**AIM OF THE TASK:**
Look through the lines below and extract each one that contains "Network".
= = = = = = =
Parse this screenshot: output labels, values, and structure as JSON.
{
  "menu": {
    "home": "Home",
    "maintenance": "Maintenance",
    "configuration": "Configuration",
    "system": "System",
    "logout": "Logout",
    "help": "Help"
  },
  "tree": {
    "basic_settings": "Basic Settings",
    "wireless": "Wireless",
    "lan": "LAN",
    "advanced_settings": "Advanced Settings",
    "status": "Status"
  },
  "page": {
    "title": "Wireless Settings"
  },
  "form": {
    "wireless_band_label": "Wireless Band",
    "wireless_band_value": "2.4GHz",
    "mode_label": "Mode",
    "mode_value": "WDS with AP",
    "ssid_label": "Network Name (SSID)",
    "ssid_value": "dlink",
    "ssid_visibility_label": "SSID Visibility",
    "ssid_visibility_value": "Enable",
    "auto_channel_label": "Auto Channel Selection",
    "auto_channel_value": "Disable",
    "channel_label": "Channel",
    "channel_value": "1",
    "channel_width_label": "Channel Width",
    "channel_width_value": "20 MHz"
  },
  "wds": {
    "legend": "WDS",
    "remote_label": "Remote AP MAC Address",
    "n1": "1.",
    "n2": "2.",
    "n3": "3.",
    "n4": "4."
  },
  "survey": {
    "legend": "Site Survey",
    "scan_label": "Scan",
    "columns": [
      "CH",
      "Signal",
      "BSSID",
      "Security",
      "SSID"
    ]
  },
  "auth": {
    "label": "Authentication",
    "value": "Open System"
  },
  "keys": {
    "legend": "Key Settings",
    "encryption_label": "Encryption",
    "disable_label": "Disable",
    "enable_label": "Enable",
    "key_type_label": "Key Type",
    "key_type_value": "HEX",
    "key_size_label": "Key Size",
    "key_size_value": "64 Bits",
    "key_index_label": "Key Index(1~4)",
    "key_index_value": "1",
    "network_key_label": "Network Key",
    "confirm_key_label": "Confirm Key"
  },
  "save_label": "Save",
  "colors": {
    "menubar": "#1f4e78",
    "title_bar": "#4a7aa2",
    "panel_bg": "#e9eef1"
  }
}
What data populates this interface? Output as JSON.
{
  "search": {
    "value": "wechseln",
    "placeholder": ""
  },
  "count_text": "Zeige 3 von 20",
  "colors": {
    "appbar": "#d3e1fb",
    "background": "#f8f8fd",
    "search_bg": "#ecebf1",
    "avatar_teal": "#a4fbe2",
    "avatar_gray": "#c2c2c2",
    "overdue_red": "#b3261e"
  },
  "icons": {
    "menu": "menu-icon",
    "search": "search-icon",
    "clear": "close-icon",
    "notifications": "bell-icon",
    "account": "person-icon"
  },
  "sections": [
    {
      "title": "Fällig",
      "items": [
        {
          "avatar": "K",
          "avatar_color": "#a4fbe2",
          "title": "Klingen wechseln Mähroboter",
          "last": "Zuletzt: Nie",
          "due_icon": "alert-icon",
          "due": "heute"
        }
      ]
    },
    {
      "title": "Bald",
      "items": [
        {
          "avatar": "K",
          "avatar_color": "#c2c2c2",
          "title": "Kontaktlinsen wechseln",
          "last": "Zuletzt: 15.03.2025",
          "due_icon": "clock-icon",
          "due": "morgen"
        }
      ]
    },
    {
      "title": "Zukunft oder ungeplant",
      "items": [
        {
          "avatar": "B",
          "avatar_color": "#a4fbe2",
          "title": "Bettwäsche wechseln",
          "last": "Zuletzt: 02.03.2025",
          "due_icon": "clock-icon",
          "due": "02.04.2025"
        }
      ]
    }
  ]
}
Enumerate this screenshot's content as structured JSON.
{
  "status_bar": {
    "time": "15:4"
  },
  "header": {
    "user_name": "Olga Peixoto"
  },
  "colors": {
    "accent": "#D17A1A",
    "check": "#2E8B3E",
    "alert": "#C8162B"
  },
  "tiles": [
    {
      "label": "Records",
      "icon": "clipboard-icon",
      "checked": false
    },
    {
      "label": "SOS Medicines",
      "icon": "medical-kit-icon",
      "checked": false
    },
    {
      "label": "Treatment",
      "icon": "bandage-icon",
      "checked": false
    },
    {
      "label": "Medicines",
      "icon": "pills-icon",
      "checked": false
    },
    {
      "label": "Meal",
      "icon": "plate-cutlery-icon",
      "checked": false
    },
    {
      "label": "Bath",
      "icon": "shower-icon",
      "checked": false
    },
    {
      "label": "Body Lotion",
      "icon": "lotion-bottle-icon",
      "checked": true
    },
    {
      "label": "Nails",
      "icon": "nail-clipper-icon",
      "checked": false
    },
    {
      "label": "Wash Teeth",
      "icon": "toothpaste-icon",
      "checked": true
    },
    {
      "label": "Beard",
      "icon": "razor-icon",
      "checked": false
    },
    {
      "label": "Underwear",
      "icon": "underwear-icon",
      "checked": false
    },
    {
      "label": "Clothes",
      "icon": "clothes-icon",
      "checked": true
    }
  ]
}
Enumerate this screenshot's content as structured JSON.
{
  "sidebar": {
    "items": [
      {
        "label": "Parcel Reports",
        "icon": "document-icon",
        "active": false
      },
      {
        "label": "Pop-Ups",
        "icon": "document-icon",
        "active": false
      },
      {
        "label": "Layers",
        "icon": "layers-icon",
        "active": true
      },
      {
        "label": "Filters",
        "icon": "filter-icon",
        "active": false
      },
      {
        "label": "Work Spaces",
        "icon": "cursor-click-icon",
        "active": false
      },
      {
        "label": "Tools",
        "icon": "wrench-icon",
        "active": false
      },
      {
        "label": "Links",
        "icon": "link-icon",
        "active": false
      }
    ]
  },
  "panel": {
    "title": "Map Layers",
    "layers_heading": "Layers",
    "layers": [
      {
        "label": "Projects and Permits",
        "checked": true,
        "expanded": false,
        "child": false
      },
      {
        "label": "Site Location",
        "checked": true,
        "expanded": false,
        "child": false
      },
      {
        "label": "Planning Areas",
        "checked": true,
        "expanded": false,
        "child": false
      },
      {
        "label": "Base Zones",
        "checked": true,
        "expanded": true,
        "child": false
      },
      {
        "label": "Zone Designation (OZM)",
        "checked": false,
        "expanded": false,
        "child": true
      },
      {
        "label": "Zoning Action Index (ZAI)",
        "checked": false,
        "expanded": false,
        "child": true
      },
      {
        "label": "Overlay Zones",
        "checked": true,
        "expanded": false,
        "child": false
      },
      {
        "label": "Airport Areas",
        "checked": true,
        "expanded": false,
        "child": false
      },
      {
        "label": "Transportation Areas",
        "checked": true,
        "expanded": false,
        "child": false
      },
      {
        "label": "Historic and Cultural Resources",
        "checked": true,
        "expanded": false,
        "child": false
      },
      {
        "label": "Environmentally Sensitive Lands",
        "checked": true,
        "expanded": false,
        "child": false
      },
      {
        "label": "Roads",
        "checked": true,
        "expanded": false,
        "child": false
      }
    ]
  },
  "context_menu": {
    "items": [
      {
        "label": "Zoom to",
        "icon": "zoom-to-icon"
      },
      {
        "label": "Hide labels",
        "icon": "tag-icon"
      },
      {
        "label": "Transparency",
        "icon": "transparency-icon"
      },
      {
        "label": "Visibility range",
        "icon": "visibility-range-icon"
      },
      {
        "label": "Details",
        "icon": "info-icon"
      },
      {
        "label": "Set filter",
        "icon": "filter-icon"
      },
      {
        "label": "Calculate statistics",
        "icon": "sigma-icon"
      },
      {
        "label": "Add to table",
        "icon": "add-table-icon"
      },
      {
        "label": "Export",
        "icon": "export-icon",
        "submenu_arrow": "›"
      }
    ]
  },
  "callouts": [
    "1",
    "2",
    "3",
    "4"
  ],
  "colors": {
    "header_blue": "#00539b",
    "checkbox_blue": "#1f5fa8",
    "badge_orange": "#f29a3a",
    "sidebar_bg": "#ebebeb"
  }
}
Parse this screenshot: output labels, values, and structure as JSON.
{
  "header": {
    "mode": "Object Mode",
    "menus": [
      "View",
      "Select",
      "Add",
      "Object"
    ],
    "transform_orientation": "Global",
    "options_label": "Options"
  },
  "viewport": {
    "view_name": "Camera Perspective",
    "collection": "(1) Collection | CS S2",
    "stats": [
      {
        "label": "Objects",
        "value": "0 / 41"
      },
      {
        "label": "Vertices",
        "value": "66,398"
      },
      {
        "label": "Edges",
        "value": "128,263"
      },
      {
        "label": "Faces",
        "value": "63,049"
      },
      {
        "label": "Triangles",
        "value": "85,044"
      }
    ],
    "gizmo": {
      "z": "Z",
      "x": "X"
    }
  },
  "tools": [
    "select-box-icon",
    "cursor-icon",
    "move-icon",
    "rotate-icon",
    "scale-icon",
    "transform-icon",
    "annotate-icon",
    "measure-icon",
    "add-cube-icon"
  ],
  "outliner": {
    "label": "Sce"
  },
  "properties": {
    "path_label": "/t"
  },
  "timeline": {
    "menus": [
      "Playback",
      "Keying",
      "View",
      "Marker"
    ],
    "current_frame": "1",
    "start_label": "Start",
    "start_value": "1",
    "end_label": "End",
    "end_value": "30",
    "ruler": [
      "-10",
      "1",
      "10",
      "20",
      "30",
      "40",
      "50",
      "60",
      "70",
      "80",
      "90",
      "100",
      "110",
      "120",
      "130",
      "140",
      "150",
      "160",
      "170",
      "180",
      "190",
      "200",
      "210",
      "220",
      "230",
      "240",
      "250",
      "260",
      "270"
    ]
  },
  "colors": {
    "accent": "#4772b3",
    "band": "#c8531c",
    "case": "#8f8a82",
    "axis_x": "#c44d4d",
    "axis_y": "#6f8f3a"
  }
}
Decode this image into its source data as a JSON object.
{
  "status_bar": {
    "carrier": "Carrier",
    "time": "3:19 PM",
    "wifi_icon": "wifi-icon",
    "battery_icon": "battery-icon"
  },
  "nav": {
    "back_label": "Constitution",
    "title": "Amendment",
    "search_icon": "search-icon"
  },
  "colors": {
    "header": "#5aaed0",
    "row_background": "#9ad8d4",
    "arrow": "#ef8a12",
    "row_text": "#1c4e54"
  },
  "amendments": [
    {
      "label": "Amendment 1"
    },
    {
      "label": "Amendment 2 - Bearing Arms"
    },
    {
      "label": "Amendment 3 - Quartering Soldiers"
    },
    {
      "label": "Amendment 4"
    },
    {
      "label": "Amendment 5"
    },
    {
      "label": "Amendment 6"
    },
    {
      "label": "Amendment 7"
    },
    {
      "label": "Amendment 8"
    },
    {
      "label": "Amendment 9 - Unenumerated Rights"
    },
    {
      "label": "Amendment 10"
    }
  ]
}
= = = = = = =
**FINAL RESULT:**
    "ssid_label": "Network Name (SSID)",
    "network_key_label": "Network Key",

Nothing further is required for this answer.